===== Input records

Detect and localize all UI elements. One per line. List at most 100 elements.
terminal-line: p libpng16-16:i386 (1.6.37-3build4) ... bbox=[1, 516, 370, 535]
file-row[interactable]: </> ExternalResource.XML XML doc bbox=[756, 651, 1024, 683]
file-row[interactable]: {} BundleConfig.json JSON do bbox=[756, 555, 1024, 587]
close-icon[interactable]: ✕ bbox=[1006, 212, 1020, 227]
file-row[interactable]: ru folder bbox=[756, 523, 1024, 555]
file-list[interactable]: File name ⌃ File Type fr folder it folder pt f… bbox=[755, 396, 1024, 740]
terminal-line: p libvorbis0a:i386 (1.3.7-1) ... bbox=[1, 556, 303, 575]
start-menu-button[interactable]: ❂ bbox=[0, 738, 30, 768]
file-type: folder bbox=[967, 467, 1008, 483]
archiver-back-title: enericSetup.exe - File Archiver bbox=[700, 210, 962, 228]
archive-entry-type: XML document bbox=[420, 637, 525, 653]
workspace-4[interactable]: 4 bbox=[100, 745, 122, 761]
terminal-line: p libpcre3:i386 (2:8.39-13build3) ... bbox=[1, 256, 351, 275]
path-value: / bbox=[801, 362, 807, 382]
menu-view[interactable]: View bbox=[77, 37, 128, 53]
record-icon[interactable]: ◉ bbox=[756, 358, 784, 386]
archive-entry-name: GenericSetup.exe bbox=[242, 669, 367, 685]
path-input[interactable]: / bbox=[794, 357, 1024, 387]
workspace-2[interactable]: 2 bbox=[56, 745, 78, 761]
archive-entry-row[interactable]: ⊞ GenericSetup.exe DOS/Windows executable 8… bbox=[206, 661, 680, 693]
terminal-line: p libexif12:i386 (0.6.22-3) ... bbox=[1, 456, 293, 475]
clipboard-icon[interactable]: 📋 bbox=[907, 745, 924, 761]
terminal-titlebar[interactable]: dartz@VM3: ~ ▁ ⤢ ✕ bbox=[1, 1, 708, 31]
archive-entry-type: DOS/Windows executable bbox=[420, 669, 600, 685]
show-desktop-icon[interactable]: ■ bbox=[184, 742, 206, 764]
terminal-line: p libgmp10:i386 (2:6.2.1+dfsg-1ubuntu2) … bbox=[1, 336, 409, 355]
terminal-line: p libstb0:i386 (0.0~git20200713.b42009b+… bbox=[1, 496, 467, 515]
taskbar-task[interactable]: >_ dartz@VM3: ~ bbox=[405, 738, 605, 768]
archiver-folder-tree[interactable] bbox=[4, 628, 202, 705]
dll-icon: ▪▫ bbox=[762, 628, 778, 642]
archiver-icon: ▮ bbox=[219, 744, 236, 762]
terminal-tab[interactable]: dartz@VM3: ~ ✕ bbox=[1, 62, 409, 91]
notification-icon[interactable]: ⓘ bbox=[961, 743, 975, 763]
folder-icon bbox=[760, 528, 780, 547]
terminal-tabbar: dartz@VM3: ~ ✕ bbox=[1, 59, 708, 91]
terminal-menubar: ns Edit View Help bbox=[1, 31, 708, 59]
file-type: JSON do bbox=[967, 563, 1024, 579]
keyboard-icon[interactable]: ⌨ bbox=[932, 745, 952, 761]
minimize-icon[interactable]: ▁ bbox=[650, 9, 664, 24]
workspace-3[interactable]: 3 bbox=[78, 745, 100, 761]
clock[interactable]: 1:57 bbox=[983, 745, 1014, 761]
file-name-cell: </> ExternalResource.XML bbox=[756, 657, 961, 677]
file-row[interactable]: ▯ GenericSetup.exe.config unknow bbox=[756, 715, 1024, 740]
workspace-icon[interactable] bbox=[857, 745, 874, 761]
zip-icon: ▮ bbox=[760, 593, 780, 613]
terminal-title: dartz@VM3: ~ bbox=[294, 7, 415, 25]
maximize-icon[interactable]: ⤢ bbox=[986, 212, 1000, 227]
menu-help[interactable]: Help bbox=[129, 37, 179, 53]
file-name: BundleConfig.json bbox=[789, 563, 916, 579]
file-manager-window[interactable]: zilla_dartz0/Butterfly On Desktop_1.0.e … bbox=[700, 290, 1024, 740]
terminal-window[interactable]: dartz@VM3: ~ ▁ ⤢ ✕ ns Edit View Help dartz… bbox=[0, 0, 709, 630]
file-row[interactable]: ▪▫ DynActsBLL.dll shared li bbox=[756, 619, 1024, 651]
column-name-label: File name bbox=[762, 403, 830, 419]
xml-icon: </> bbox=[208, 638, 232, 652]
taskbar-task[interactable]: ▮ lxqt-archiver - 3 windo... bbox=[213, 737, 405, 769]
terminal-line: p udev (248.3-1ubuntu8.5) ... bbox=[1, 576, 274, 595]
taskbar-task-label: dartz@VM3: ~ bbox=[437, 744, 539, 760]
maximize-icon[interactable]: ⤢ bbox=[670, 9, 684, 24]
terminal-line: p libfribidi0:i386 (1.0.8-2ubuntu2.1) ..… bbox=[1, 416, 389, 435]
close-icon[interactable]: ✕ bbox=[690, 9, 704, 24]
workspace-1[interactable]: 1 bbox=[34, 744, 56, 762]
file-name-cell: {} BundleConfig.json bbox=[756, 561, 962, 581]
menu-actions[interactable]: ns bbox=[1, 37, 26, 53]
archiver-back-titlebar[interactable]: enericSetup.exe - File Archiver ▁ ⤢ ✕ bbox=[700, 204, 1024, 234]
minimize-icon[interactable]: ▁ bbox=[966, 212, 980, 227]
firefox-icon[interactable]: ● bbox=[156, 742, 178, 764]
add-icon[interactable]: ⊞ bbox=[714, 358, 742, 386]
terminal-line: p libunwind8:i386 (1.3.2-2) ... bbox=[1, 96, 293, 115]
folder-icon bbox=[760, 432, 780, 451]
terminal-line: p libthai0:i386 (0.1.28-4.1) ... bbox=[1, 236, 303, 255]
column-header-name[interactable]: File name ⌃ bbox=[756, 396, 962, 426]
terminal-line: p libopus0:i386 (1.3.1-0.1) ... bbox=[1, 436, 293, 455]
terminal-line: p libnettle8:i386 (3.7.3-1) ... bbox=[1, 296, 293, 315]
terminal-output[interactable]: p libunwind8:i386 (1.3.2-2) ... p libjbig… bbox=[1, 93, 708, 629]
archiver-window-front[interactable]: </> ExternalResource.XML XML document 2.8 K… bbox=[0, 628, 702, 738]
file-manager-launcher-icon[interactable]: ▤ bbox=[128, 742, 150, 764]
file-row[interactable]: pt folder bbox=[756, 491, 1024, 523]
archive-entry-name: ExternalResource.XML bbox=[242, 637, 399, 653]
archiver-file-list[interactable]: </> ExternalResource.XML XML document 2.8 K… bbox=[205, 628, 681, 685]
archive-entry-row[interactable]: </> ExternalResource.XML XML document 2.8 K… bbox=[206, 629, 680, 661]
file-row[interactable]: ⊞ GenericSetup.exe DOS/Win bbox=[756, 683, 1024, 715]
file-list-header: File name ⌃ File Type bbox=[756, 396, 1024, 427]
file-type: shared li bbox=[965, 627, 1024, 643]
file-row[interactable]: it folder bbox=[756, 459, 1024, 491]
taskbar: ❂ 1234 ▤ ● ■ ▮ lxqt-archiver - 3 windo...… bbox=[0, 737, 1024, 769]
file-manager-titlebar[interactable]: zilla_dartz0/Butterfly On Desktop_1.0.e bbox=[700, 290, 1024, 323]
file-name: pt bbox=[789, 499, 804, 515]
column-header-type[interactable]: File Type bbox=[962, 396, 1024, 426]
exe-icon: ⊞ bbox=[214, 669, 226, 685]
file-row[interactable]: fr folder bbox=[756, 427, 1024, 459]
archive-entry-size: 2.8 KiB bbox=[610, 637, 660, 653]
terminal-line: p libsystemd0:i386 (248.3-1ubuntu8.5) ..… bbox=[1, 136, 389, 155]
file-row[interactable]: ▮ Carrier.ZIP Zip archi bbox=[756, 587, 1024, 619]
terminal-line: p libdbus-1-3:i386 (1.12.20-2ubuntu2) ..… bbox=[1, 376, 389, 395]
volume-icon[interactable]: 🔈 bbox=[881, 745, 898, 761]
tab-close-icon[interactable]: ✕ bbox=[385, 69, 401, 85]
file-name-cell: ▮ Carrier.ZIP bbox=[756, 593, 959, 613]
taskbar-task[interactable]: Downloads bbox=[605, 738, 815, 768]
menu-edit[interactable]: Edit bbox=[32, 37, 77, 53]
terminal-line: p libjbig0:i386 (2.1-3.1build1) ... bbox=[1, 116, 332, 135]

==========

Aim: Reproduce the records from their start through the line containing "close-icon[interactable]: ✕ bbox=[1006, 212, 1020, 227]", changing "file-row" to "list-item" and leaving everything else the same.

Response below:
Detect and localize all UI elements. One per line. List at most 100 elements.
terminal-line: p libpng16-16:i386 (1.6.37-3build4) ... bbox=[1, 516, 370, 535]
list-item[interactable]: </> ExternalResource.XML XML doc bbox=[756, 651, 1024, 683]
list-item[interactable]: {} BundleConfig.json JSON do bbox=[756, 555, 1024, 587]
close-icon[interactable]: ✕ bbox=[1006, 212, 1020, 227]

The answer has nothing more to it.